▶ AIM: Work out the number of lines containing "desc". Answer with nothing but that number.

▶ EXERCISE DATA:

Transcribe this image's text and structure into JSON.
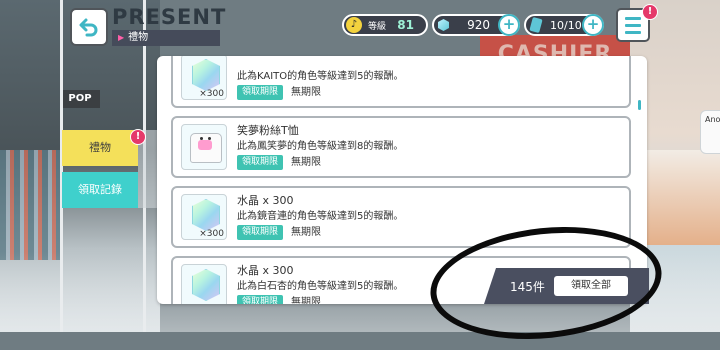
{
  "header": {
    "title": "PRESENT",
    "subtitle": "禮物"
  },
  "resources": {
    "rank_label": "等級",
    "rank_value": "81",
    "crystal_value": "920",
    "ticket_value": "10/10"
  },
  "badges": {
    "menu": "!",
    "gift_tab": "!"
  },
  "tabs": [
    {
      "label": "禮物"
    },
    {
      "label": "領取記錄"
    }
  ],
  "background": {
    "shop_sign": "POP",
    "cashier_sign": "CASHIER",
    "side_card": "Ano"
  },
  "gifts": [
    {
      "title": "",
      "desc": "此為KAITO的角色等級達到5的報酬。",
      "qty": "×300",
      "icon": "crystal-icon",
      "claim_label": "領取期限",
      "limit": "無期限"
    },
    {
      "title": "笑夢粉絲T恤",
      "desc": "此為鳳笑夢的角色等級達到8的報酬。",
      "qty": "",
      "icon": "tshirt-icon",
      "claim_label": "領取期限",
      "limit": "無期限"
    },
    {
      "title": "水晶 x 300",
      "desc": "此為鏡音連的角色等級達到5的報酬。",
      "qty": "×300",
      "icon": "crystal-icon",
      "claim_label": "領取期限",
      "limit": "無期限"
    },
    {
      "title": "水晶 x 300",
      "desc": "此為白石杏的角色等級達到5的報酬。",
      "qty": "",
      "icon": "crystal-icon",
      "claim_label": "領取期限",
      "limit": "無期限"
    }
  ],
  "footer": {
    "count": "145件",
    "claim_all": "領取全部"
  },
  "colors": {
    "accent": "#3fb6c4",
    "chip": "#3fc3b2",
    "gift_tab": "#f4e05a",
    "history_tab": "#3fd0cc",
    "badge": "#e5396a"
  }
}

▶ SOLUTION TO THE PROBLEM: 4